:: What the task asks ::
Copy out the entries word for word, from their first line up to and including the line that contains "- caption-label: Figure 4.2: [12, 13, 64, 25]".

:: Given records ::
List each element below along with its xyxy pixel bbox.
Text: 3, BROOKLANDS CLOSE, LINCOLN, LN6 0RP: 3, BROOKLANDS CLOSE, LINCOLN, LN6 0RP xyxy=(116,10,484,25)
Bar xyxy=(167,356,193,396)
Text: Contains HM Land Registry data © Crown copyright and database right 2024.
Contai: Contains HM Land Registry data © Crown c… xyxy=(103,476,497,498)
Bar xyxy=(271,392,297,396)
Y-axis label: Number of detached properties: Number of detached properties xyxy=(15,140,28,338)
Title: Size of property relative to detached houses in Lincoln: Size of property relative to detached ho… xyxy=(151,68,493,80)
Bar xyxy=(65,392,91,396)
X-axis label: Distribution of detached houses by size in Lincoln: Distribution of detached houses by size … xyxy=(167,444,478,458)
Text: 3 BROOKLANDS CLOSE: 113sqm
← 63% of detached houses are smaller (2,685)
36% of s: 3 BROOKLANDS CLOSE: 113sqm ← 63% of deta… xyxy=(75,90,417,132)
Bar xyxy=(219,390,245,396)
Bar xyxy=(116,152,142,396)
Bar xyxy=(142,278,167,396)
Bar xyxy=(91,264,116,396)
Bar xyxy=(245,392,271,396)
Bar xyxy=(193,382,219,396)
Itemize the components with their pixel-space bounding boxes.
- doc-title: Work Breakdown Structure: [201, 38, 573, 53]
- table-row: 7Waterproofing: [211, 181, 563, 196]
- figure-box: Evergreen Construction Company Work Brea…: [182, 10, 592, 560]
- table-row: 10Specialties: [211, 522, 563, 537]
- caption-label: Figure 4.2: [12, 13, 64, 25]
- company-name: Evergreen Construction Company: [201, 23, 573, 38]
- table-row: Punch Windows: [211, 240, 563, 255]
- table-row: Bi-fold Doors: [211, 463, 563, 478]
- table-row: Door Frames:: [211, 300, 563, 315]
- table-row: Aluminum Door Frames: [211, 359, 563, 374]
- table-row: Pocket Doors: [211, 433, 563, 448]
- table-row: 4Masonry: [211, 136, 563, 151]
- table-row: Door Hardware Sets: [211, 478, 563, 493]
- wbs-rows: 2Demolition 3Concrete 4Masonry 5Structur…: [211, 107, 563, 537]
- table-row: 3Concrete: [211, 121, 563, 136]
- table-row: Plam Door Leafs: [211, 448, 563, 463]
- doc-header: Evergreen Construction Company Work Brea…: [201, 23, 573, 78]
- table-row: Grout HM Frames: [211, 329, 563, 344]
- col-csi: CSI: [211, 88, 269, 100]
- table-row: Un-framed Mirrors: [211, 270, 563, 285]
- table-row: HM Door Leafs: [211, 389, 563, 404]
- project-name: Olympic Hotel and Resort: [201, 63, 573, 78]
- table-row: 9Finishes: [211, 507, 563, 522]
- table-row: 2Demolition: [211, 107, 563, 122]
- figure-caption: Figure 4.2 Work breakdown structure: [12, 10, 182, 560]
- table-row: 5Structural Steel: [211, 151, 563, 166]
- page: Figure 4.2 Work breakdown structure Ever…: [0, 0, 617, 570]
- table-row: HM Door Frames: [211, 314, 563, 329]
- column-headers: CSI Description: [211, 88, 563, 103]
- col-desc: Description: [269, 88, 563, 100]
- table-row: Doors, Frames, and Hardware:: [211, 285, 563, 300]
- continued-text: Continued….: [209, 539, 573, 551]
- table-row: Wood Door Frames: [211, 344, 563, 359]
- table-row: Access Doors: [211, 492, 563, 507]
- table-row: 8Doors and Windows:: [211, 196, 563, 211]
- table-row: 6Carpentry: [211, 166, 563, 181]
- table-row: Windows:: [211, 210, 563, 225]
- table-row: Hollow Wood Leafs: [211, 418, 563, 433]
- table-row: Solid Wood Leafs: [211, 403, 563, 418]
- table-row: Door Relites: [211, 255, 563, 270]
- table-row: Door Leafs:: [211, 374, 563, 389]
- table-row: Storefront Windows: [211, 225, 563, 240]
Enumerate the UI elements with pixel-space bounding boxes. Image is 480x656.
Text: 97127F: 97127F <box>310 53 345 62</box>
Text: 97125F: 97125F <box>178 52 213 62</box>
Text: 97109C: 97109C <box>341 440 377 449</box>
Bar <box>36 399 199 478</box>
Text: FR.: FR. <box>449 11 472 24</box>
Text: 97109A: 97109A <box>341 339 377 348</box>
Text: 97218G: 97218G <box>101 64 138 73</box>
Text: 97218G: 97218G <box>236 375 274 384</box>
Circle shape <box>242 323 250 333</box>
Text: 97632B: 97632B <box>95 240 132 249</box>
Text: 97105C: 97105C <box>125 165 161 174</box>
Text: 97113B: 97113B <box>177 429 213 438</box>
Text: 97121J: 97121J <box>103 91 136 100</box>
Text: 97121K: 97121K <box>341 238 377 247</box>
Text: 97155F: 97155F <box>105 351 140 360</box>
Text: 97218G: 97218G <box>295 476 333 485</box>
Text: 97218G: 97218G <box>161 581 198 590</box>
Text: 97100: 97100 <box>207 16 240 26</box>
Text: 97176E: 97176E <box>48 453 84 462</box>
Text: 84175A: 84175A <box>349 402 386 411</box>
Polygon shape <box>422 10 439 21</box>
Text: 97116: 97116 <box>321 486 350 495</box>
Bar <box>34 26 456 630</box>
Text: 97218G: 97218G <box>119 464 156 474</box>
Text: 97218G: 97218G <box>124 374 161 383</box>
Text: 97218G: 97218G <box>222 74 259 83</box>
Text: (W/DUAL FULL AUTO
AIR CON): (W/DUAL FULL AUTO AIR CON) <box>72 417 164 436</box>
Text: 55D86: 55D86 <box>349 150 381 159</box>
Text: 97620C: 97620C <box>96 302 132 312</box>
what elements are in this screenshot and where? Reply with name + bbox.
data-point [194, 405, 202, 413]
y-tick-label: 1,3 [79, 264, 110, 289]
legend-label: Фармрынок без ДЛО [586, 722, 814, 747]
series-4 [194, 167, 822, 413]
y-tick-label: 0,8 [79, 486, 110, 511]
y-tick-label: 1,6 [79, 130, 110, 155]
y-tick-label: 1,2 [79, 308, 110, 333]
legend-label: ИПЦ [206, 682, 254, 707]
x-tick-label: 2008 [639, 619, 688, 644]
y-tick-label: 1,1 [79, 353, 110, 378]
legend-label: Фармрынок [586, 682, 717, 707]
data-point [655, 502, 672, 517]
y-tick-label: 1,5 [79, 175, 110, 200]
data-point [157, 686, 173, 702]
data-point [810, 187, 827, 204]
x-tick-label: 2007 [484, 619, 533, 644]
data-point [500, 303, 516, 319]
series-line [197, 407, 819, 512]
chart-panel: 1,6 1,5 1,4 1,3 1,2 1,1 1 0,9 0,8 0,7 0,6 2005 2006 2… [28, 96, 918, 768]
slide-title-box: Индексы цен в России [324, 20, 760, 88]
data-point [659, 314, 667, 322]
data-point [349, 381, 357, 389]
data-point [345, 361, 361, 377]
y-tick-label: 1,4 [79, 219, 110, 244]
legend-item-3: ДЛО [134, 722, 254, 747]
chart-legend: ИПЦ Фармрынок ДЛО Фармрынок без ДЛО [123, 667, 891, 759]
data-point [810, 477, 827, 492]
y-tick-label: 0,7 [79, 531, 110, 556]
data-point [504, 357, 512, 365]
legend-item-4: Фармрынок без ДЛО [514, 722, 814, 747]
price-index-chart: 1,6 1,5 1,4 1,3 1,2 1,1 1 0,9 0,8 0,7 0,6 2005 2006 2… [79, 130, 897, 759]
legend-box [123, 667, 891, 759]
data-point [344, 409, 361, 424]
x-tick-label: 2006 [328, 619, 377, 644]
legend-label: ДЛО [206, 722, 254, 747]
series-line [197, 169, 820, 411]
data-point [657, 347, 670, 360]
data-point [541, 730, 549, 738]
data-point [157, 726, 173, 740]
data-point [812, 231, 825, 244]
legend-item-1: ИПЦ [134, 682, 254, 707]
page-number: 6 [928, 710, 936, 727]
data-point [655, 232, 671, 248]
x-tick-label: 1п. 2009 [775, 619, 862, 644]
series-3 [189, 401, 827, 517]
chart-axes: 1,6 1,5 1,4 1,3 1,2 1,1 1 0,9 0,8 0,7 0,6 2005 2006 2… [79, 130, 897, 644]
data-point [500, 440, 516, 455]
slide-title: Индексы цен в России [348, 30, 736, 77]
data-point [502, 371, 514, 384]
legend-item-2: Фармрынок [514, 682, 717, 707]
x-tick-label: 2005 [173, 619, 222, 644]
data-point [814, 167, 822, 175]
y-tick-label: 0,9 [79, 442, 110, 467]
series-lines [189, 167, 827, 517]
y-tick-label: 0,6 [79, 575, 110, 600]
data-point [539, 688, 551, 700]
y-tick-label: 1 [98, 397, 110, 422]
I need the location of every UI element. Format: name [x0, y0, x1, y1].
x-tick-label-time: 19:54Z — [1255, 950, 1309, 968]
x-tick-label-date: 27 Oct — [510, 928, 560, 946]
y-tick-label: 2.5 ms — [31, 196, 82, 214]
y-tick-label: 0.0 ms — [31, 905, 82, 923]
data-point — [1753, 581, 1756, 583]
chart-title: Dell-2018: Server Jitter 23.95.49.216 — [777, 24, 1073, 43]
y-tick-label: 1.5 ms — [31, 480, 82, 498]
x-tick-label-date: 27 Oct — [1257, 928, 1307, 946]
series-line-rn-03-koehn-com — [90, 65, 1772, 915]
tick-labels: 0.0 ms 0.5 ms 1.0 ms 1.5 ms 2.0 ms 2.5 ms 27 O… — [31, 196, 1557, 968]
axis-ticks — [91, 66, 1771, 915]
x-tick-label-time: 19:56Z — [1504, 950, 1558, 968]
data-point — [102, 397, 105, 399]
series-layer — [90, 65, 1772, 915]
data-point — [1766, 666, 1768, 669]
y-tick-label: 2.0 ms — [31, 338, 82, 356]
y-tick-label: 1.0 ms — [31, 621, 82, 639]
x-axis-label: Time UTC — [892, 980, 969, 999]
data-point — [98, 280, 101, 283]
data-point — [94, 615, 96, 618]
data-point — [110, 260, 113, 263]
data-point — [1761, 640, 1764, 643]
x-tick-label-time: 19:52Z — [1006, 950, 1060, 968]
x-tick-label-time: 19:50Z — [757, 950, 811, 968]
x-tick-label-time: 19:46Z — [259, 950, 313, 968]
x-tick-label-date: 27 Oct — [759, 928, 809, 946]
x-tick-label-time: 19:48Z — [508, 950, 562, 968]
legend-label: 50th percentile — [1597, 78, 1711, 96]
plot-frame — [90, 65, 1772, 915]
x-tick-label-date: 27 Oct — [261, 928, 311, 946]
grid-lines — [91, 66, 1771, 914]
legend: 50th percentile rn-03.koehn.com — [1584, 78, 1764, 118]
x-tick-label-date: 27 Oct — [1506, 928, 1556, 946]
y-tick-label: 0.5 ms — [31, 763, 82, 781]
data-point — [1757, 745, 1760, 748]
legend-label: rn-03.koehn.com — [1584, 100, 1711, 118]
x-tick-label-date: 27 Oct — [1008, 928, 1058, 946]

:: Solution for this task ::
List each element below along with its xyxy pixel bbox.
Text: 3, BROOKLANDS CLOSE, LINCOLN, LN6 0RP: 3, BROOKLANDS CLOSE, LINCOLN, LN6 0RP xyxy=(116,10,484,25)
Bar xyxy=(167,356,193,396)
Text: Contains HM Land Registry data © Crown copyright and database right 2024.
Contai: Contains HM Land Registry data © Crown c… xyxy=(103,476,497,498)
Bar xyxy=(271,392,297,396)
Y-axis label: Number of detached properties: Number of detached properties xyxy=(15,140,28,338)
Title: Size of property relative to detached houses in Lincoln: Size of property relative to detached ho… xyxy=(151,68,493,80)
Bar xyxy=(65,392,91,396)
X-axis label: Distribution of detached houses by size in Lincoln: Distribution of detached houses by size … xyxy=(167,444,478,458)
Text: 3 BROOKLANDS CLOSE: 113sqm
← 63% of detached houses are smaller (2,685)
36% of s: 3 BROOKLANDS CLOSE: 113sqm ← 63% of deta… xyxy=(75,90,417,132)
Bar xyxy=(219,390,245,396)
Bar xyxy=(116,152,142,396)
Bar xyxy=(142,278,167,396)
Bar xyxy=(91,264,116,396)
Bar xyxy=(245,392,271,396)
Bar xyxy=(193,382,219,396)
Itemize the components with their pixel-space bounding boxes.
- doc-title: Work Breakdown Structure: [201, 38, 573, 53]
- table-row: 7Waterproofing: [211, 181, 563, 196]
- figure-box: Evergreen Construction Company Work Brea…: [182, 10, 592, 560]
- table-row: 10Specialties: [211, 522, 563, 537]
- caption-label: Figure 4.2: [12, 13, 64, 25]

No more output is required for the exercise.